▶ _EXERCISE GOAL_
Write out the lines word for word, beginning with the first line of the dataset excerpt and continuing through the line that contains "presenter-leg-split [204,328,207,394]".

(Dataset excerpt)
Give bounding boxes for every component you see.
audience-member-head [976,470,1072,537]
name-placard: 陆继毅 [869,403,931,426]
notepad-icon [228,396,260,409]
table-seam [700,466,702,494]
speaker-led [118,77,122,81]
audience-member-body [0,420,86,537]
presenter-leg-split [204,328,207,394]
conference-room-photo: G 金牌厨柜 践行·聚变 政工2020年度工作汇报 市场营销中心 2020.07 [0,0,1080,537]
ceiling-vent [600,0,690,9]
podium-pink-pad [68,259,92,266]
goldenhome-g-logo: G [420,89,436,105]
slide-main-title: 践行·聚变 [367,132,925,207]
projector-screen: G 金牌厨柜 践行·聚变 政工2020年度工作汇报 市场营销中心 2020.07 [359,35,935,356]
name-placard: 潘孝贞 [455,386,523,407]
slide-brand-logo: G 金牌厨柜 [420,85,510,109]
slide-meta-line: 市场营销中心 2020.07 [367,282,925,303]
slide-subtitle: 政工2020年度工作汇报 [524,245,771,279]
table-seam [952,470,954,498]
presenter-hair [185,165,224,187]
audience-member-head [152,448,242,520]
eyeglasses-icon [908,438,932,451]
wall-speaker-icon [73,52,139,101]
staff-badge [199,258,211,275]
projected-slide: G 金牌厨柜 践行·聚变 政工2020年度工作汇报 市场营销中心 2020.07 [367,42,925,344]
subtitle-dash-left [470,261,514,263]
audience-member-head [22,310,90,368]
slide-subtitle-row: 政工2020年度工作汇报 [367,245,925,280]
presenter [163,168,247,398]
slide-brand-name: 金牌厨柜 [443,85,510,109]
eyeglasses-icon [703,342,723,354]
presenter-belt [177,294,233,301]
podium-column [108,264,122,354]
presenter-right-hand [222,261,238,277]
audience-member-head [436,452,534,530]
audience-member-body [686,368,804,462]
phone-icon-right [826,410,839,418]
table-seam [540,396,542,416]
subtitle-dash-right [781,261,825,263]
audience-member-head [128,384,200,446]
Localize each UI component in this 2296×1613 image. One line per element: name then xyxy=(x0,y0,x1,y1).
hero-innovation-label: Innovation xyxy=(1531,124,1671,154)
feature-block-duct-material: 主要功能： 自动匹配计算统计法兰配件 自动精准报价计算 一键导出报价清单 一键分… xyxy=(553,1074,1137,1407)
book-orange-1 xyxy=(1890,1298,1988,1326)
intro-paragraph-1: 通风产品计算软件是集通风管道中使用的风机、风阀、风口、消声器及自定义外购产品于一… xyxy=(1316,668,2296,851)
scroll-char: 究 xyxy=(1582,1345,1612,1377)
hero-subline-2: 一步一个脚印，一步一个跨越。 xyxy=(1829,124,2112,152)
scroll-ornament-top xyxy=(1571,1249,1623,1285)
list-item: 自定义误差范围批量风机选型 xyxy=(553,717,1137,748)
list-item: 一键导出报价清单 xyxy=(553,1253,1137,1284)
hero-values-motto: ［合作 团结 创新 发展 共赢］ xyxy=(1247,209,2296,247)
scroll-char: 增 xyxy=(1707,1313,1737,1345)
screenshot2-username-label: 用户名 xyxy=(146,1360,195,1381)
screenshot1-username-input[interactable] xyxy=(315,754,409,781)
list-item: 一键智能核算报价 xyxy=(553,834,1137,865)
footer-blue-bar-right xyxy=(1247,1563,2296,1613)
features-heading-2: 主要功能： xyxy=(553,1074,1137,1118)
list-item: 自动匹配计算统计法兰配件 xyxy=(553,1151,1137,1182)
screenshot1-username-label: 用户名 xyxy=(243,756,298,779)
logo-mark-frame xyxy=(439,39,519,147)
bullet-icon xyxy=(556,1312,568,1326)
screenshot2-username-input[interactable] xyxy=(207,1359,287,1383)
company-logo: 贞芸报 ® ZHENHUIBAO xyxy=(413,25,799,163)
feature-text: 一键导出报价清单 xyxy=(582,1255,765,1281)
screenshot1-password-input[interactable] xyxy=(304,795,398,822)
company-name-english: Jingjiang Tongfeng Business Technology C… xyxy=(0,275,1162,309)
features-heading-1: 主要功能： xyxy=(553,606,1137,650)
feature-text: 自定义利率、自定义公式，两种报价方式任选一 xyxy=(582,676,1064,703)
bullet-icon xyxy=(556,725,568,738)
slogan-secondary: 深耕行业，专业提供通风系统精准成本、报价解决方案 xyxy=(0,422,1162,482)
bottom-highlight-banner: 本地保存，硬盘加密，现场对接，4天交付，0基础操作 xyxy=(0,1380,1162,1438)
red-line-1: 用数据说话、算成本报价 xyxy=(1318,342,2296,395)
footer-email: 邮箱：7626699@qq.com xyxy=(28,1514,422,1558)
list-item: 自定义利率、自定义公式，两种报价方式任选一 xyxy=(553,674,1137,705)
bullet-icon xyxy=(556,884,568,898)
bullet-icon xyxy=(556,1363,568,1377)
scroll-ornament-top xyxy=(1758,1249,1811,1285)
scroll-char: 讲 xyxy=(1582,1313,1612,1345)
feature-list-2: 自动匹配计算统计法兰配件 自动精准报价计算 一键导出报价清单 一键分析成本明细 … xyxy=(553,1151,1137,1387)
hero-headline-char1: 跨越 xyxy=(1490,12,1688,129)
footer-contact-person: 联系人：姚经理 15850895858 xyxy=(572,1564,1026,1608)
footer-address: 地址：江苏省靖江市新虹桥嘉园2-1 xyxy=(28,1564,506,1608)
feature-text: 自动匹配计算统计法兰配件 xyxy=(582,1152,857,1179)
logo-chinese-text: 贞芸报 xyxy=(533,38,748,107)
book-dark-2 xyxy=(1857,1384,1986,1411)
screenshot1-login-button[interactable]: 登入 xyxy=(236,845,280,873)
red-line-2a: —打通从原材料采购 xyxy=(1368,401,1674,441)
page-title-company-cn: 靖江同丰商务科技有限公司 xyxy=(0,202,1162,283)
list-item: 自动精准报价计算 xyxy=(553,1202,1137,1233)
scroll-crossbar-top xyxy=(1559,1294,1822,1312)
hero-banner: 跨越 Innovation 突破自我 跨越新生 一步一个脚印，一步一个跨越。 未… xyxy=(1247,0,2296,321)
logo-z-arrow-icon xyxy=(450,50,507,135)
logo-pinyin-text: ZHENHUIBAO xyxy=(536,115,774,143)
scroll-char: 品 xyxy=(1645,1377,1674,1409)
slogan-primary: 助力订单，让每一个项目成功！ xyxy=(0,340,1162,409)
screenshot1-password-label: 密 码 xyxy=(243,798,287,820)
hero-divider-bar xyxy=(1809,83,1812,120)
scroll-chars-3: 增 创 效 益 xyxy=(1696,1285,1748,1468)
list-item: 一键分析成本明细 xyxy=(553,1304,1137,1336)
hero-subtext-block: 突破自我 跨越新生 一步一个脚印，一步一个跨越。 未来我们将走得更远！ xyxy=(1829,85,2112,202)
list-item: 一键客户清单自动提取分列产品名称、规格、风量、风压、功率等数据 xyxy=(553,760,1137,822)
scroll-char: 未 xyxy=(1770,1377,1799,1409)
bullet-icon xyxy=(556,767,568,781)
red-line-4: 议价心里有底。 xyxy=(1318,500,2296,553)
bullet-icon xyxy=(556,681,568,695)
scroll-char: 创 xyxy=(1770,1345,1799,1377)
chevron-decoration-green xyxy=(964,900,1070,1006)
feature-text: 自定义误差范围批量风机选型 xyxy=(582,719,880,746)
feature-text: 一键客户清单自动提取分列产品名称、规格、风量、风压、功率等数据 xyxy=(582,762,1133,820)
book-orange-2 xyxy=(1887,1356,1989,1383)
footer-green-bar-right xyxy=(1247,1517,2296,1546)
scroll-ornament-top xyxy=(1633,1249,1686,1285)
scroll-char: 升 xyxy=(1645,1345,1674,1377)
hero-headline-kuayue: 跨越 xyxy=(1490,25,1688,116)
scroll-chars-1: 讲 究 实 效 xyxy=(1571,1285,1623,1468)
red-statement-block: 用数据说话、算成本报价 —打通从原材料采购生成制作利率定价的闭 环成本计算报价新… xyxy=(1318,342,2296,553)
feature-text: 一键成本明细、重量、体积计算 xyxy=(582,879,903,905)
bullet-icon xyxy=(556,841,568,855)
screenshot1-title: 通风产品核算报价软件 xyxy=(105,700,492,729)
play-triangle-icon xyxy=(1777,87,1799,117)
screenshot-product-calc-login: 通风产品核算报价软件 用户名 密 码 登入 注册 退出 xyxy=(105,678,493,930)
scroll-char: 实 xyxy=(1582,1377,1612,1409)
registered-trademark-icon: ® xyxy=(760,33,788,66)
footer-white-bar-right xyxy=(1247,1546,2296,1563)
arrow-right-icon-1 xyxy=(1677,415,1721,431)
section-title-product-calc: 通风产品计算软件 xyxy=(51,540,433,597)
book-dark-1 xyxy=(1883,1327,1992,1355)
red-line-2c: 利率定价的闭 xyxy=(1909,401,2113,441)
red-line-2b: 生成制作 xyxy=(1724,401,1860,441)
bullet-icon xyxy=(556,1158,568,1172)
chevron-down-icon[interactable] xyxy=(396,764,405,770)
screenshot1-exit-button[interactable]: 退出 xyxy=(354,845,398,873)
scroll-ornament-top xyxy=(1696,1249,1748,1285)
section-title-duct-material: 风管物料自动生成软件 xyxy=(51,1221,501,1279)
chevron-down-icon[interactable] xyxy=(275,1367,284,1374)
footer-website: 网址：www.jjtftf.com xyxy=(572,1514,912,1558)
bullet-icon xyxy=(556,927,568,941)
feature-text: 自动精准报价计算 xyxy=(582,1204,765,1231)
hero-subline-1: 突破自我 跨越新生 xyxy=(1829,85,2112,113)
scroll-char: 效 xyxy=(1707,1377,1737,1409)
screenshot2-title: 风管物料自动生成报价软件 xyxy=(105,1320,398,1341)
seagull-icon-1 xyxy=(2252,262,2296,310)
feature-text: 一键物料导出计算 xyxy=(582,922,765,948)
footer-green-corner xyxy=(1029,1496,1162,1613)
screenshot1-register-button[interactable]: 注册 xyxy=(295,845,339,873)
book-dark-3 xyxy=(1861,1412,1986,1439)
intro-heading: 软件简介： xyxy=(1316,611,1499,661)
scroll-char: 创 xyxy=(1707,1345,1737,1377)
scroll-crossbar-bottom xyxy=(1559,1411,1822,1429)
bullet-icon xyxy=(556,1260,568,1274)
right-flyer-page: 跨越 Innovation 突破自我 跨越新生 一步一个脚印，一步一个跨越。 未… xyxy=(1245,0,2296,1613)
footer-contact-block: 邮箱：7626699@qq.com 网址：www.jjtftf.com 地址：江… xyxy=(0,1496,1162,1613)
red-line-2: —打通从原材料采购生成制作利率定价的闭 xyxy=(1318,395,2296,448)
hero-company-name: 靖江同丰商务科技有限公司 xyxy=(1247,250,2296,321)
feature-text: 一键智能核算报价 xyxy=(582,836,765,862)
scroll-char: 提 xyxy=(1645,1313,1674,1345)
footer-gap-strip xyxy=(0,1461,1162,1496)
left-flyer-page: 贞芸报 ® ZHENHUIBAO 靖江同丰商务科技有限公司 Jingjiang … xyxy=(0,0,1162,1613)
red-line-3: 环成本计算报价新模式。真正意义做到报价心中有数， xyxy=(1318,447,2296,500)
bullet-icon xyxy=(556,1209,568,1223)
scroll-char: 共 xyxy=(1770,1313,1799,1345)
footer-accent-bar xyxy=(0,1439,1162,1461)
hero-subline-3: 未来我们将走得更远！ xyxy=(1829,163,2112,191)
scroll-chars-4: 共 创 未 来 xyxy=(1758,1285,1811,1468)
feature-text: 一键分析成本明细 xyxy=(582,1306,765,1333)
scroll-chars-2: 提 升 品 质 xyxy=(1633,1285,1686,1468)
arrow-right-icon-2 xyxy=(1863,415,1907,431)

▶ _TASK OUTPUT_
Give bounding boxes for every component you see.
audience-member-head [976,470,1072,537]
name-placard: 陆继毅 [869,403,931,426]
notepad-icon [228,396,260,409]
table-seam [700,466,702,494]
speaker-led [118,77,122,81]
audience-member-body [0,420,86,537]
presenter-leg-split [204,328,207,394]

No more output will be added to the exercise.